Input for this task start

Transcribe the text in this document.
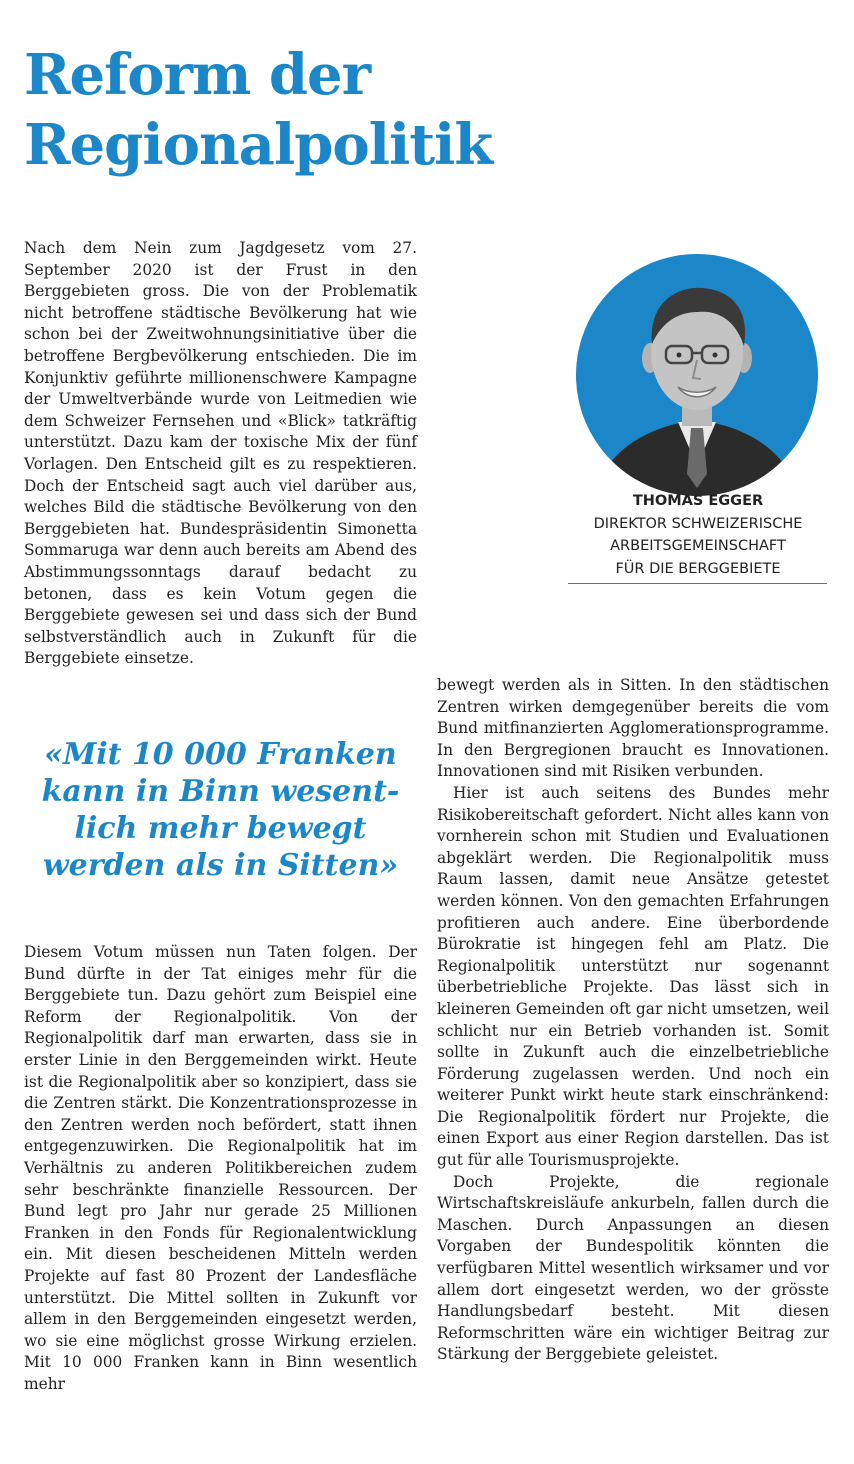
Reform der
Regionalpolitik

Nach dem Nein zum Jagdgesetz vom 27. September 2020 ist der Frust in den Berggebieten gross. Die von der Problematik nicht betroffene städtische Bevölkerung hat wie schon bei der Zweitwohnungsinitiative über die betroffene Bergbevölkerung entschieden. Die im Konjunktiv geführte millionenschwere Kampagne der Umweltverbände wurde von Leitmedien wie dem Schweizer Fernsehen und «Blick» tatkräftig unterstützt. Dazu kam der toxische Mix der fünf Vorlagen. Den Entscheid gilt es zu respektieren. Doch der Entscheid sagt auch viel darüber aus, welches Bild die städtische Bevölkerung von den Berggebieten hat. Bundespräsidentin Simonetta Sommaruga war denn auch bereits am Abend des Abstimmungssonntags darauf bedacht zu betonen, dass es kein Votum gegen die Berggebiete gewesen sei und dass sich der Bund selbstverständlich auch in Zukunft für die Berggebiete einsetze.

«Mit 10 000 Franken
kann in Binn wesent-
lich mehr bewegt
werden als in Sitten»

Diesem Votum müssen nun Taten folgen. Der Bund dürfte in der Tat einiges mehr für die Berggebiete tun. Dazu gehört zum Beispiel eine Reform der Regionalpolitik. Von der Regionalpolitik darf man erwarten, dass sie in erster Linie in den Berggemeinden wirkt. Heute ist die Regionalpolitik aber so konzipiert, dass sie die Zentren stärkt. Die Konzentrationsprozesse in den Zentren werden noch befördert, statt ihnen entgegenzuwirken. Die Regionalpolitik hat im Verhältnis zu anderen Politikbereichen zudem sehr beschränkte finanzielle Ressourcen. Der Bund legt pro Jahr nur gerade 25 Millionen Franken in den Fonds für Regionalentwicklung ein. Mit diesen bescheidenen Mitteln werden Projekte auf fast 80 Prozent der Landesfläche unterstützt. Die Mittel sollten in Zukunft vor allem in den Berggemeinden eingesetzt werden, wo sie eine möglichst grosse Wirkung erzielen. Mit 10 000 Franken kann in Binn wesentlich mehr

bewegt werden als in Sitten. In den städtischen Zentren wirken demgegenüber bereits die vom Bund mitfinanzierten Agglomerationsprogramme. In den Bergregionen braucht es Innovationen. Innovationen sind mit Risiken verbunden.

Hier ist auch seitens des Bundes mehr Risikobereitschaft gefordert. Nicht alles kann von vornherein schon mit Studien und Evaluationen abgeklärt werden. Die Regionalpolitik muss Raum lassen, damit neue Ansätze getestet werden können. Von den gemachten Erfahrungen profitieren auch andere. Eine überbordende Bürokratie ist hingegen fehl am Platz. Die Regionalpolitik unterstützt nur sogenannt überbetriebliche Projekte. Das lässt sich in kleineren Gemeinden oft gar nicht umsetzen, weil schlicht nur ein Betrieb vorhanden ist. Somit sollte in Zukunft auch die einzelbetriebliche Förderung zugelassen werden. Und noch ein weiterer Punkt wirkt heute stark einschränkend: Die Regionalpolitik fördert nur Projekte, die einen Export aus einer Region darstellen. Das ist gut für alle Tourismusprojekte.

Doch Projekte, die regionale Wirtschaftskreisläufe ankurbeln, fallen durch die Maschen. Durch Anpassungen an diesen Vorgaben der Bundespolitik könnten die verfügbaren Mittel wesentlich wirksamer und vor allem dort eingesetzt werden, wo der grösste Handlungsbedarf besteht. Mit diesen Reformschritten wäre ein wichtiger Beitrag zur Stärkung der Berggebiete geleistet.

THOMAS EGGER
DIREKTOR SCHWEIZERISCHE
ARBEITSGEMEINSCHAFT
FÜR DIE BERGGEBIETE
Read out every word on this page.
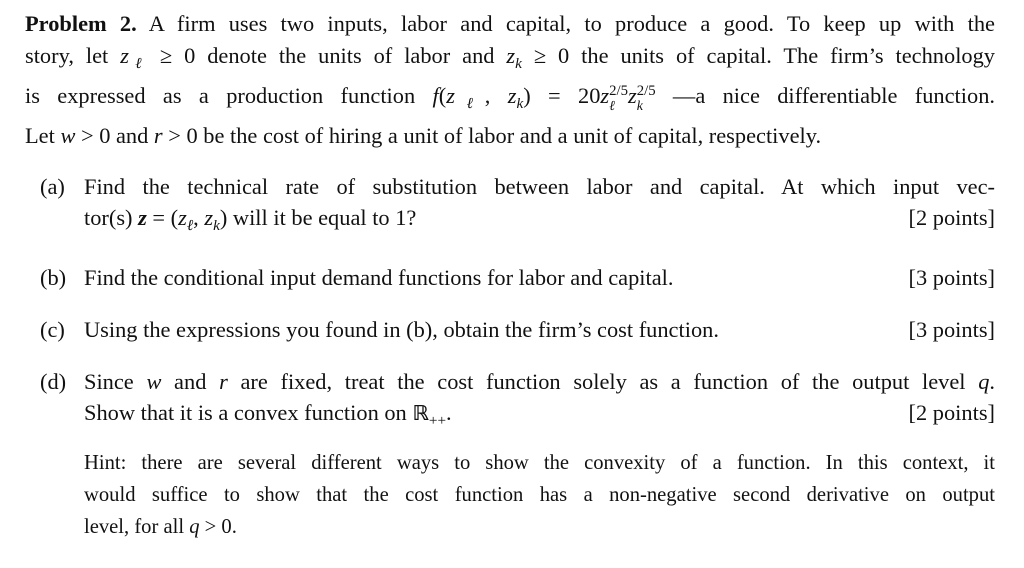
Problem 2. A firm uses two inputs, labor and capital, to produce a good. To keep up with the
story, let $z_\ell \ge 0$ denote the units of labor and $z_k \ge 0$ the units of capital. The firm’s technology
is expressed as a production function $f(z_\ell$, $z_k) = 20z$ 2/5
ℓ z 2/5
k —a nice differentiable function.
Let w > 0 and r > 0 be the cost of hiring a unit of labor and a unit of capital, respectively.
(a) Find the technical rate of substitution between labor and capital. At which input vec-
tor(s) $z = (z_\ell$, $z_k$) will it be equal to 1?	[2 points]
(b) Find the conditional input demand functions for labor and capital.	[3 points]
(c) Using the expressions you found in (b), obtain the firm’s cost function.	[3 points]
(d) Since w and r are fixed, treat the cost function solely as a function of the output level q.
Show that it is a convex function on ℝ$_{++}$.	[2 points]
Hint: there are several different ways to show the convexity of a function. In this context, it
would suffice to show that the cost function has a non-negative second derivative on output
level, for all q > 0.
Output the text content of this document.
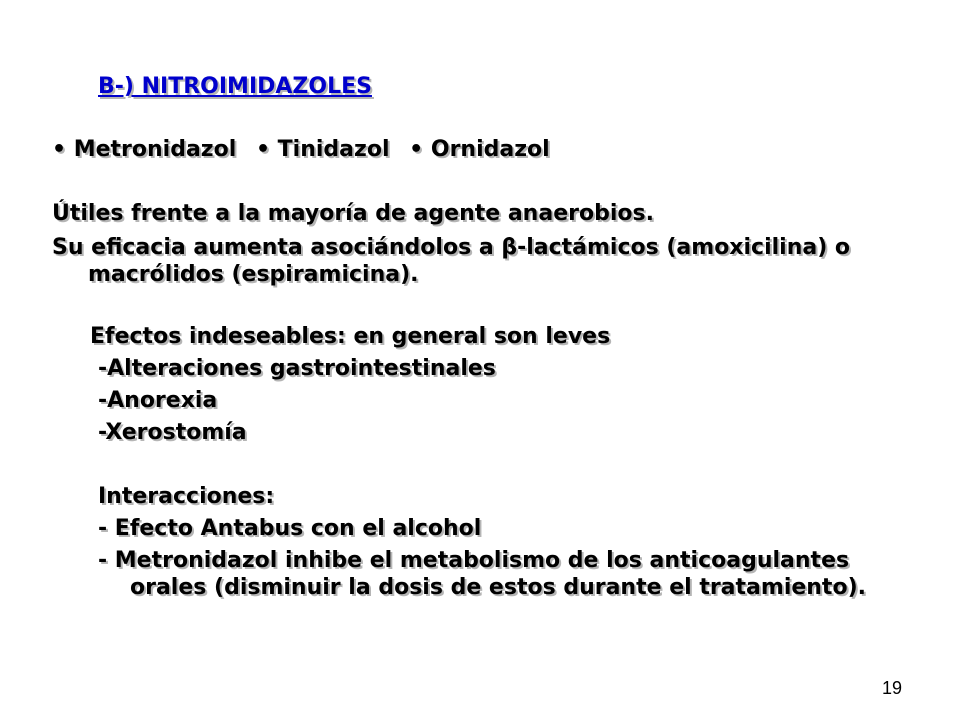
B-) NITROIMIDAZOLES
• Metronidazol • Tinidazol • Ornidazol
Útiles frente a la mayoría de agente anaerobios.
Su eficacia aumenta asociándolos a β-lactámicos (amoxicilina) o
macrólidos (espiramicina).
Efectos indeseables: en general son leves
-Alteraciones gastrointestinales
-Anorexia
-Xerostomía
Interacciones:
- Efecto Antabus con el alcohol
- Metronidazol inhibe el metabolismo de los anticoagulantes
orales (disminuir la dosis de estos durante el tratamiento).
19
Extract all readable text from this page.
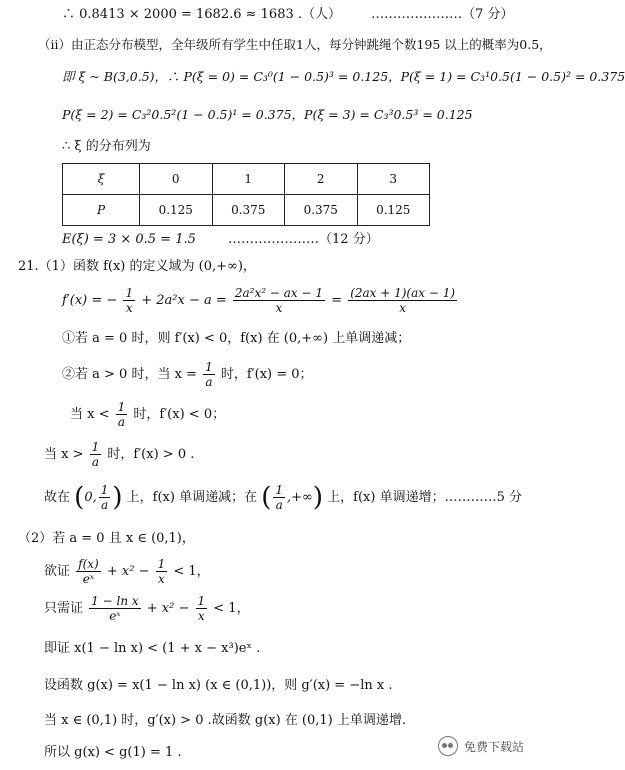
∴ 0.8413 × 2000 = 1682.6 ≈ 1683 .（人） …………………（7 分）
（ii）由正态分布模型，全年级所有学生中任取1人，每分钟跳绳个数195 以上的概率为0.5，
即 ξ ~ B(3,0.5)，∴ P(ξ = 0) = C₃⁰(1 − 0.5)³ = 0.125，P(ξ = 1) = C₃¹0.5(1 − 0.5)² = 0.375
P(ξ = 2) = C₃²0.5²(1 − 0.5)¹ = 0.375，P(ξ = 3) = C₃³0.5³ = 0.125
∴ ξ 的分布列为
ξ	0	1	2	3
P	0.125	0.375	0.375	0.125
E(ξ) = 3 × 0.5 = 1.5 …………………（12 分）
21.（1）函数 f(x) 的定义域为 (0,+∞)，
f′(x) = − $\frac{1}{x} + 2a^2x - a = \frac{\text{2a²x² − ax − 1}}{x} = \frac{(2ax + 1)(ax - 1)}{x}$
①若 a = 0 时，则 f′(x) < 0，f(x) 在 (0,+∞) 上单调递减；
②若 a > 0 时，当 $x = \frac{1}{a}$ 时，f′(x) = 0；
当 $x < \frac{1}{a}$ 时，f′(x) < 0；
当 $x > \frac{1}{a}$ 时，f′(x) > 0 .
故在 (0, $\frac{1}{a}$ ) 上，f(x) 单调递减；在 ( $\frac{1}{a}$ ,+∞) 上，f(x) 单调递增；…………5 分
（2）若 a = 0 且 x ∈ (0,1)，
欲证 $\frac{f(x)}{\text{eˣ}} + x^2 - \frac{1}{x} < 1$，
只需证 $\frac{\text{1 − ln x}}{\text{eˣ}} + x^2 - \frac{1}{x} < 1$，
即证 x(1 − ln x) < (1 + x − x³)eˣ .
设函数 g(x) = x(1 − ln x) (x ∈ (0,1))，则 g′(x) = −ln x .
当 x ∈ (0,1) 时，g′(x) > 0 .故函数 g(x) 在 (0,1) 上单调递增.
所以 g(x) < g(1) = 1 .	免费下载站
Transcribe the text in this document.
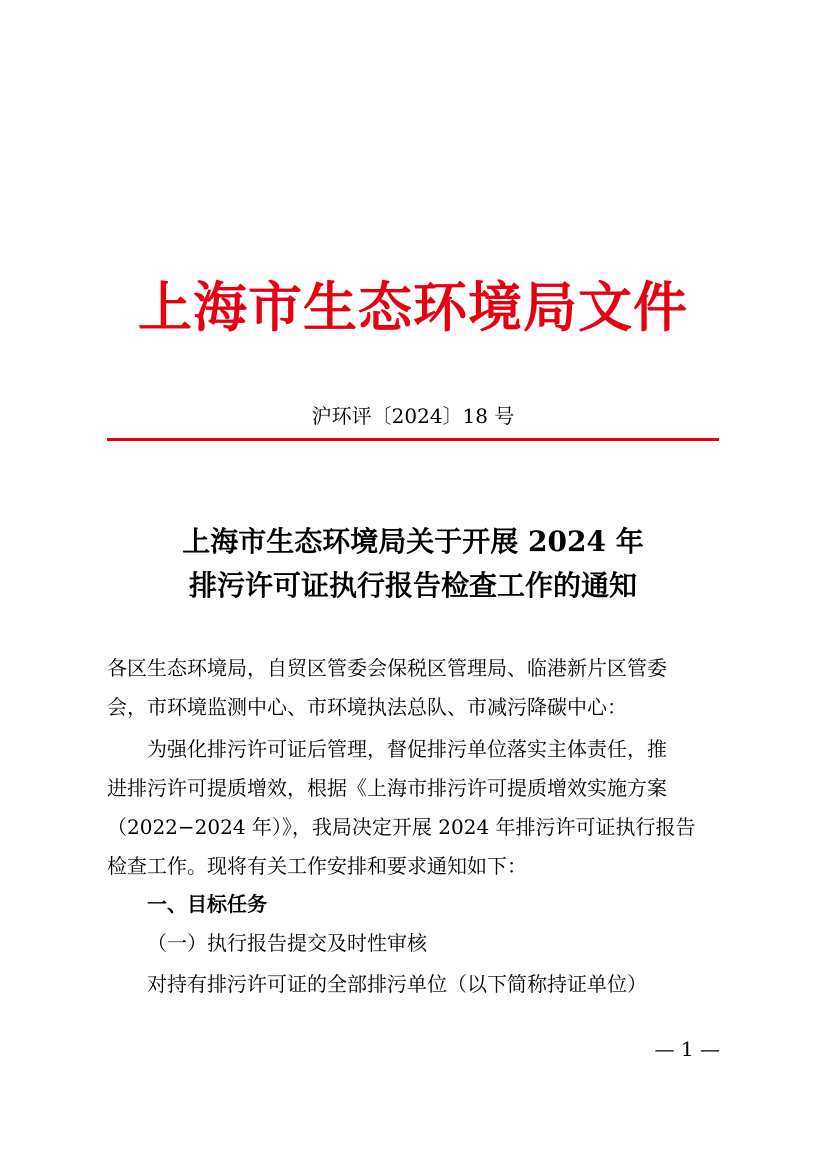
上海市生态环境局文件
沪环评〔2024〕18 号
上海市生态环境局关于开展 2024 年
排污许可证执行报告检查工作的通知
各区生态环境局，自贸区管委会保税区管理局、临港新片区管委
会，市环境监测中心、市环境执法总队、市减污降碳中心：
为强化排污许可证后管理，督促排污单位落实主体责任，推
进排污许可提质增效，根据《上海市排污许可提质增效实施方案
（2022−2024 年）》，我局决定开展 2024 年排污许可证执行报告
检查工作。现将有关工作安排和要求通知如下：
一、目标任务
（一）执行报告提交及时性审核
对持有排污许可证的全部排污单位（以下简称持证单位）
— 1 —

Input for this task end

# Direction
Leave out the pictures and restate everything else word for word.

# Written response
Transcribe the text in this document.
Reform der
Regionalpolitik

Nach dem Nein zum Jagdgesetz vom 27. September 2020 ist der Frust in den Berggebieten gross. Die von der Problematik nicht betroffene städtische Bevölkerung hat wie schon bei der Zweitwohnungsinitiative über die betroffene Bergbevölkerung entschieden. Die im Konjunktiv geführte millionenschwere Kampagne der Umweltverbände wurde von Leitmedien wie dem Schweizer Fernsehen und «Blick» tatkräftig unterstützt. Dazu kam der toxische Mix der fünf Vorlagen. Den Entscheid gilt es zu respektieren. Doch der Entscheid sagt auch viel darüber aus, welches Bild die städtische Bevölkerung von den Berggebieten hat. Bundespräsidentin Simonetta Sommaruga war denn auch bereits am Abend des Abstimmungssonntags darauf bedacht zu betonen, dass es kein Votum gegen die Berggebiete gewesen sei und dass sich der Bund selbstverständlich auch in Zukunft für die Berggebiete einsetze.

«Mit 10 000 Franken
kann in Binn wesent-
lich mehr bewegt
werden als in Sitten»

Diesem Votum müssen nun Taten folgen. Der Bund dürfte in der Tat einiges mehr für die Berggebiete tun. Dazu gehört zum Beispiel eine Reform der Regionalpolitik. Von der Regionalpolitik darf man erwarten, dass sie in erster Linie in den Berggemeinden wirkt. Heute ist die Regionalpolitik aber so konzipiert, dass sie die Zentren stärkt. Die Konzentrationsprozesse in den Zentren werden noch befördert, statt ihnen entgegenzuwirken. Die Regionalpolitik hat im Verhältnis zu anderen Politikbereichen zudem sehr beschränkte finanzielle Ressourcen. Der Bund legt pro Jahr nur gerade 25 Millionen Franken in den Fonds für Regionalentwicklung ein. Mit diesen bescheidenen Mitteln werden Projekte auf fast 80 Prozent der Landesfläche unterstützt. Die Mittel sollten in Zukunft vor allem in den Berggemeinden eingesetzt werden, wo sie eine möglichst grosse Wirkung erzielen. Mit 10 000 Franken kann in Binn wesentlich mehr

bewegt werden als in Sitten. In den städtischen Zentren wirken demgegenüber bereits die vom Bund mitfinanzierten Agglomerationsprogramme. In den Bergregionen braucht es Innovationen. Innovationen sind mit Risiken verbunden.

Hier ist auch seitens des Bundes mehr Risikobereitschaft gefordert. Nicht alles kann von vornherein schon mit Studien und Evaluationen abgeklärt werden. Die Regionalpolitik muss Raum lassen, damit neue Ansätze getestet werden können. Von den gemachten Erfahrungen profitieren auch andere. Eine überbordende Bürokratie ist hingegen fehl am Platz. Die Regionalpolitik unterstützt nur sogenannt überbetriebliche Projekte. Das lässt sich in kleineren Gemeinden oft gar nicht umsetzen, weil schlicht nur ein Betrieb vorhanden ist. Somit sollte in Zukunft auch die einzelbetriebliche Förderung zugelassen werden. Und noch ein weiterer Punkt wirkt heute stark einschränkend: Die Regionalpolitik fördert nur Projekte, die einen Export aus einer Region darstellen. Das ist gut für alle Tourismusprojekte.

Doch Projekte, die regionale Wirtschaftskreisläufe ankurbeln, fallen durch die Maschen. Durch Anpassungen an diesen Vorgaben der Bundespolitik könnten die verfügbaren Mittel wesentlich wirksamer und vor allem dort eingesetzt werden, wo der grösste Handlungsbedarf besteht. Mit diesen Reformschritten wäre ein wichtiger Beitrag zur Stärkung der Berggebiete geleistet.

THOMAS EGGER
DIREKTOR SCHWEIZERISCHE
ARBEITSGEMEINSCHAFT
FÜR DIE BERGGEBIETE
Read out every word on this page.
Problem 2. A firm uses two inputs, labor and capital, to produce a good. To keep up with the
story, let $z_\ell \ge 0$ denote the units of labor and $z_k \ge 0$ the units of capital. The firm’s technology
is expressed as a production function $f(z_\ell$, $z_k) = 20z$ 2/5
ℓ z 2/5
k —a nice differentiable function.
Let w > 0 and r > 0 be the cost of hiring a unit of labor and a unit of capital, respectively.
(a) Find the technical rate of substitution between labor and capital. At which input vec-
tor(s) $z = (z_\ell$, $z_k$) will it be equal to 1?	[2 points]
(b) Find the conditional input demand functions for labor and capital.	[3 points]
(c) Using the expressions you found in (b), obtain the firm’s cost function.	[3 points]
(d) Since w and r are fixed, treat the cost function solely as a function of the output level q.
Show that it is a convex function on ℝ$_{++}$.	[2 points]
Hint: there are several different ways to show the convexity of a function. In this context, it
would suffice to show that the cost function has a non-negative second derivative on output
level, for all q > 0.
Output the text content of this document.
B-) NITROIMIDAZOLES
• Metronidazol • Tinidazol • Ornidazol
Útiles frente a la mayoría de agente anaerobios.
Su eficacia aumenta asociándolos a β-lactámicos (amoxicilina) o
macrólidos (espiramicina).
Efectos indeseables: en general son leves
-Alteraciones gastrointestinales
-Anorexia
-Xerostomía
Interacciones:
- Efecto Antabus con el alcohol
- Metronidazol inhibe el metabolismo de los anticoagulantes
orales (disminuir la dosis de estos durante el tratamiento).
19
Extract all readable text from this page.
∴ 0.8413 × 2000 = 1682.6 ≈ 1683 .（人） …………………（7 分）
（ii）由正态分布模型，全年级所有学生中任取1人，每分钟跳绳个数195 以上的概率为0.5，
即 ξ ~ B(3,0.5)，∴ P(ξ = 0) = C₃⁰(1 − 0.5)³ = 0.125，P(ξ = 1) = C₃¹0.5(1 − 0.5)² = 0.375
P(ξ = 2) = C₃²0.5²(1 − 0.5)¹ = 0.375，P(ξ = 3) = C₃³0.5³ = 0.125
∴ ξ 的分布列为
ξ	0	1	2	3
P	0.125	0.375	0.375	0.125
E(ξ) = 3 × 0.5 = 1.5 …………………（12 分）
21.（1）函数 f(x) 的定义域为 (0,+∞)，
f′(x) = − $\frac{1}{x} + 2a^2x - a = \frac{\text{2a²x² − ax − 1}}{x} = \frac{(2ax + 1)(ax - 1)}{x}$
①若 a = 0 时，则 f′(x) < 0，f(x) 在 (0,+∞) 上单调递减；
②若 a > 0 时，当 $x = \frac{1}{a}$ 时，f′(x) = 0；
当 $x < \frac{1}{a}$ 时，f′(x) < 0；
当 $x > \frac{1}{a}$ 时，f′(x) > 0 .
故在 (0, $\frac{1}{a}$ ) 上，f(x) 单调递减；在 ( $\frac{1}{a}$ ,+∞) 上，f(x) 单调递增；…………5 分
（2）若 a = 0 且 x ∈ (0,1)，
欲证 $\frac{f(x)}{\text{eˣ}} + x^2 - \frac{1}{x} < 1$，
只需证 $\frac{\text{1 − ln x}}{\text{eˣ}} + x^2 - \frac{1}{x} < 1$，
即证 x(1 − ln x) < (1 + x − x³)eˣ .
设函数 g(x) = x(1 − ln x) (x ∈ (0,1))，则 g′(x) = −ln x .
当 x ∈ (0,1) 时，g′(x) > 0 .故函数 g(x) 在 (0,1) 上单调递增.
所以 g(x) < g(1) = 1 .	免费下载站
Transcribe the text in this document.
上海市生态环境局文件
沪环评〔2024〕18 号
上海市生态环境局关于开展 2024 年
排污许可证执行报告检查工作的通知
各区生态环境局，自贸区管委会保税区管理局、临港新片区管委
会，市环境监测中心、市环境执法总队、市减污降碳中心：
为强化排污许可证后管理，督促排污单位落实主体责任，推
进排污许可提质增效，根据《上海市排污许可提质增效实施方案
（2022−2024 年）》，我局决定开展 2024 年排污许可证执行报告
检查工作。现将有关工作安排和要求通知如下：
一、目标任务
（一）执行报告提交及时性审核
对持有排污许可证的全部排污单位（以下简称持证单位）
— 1 —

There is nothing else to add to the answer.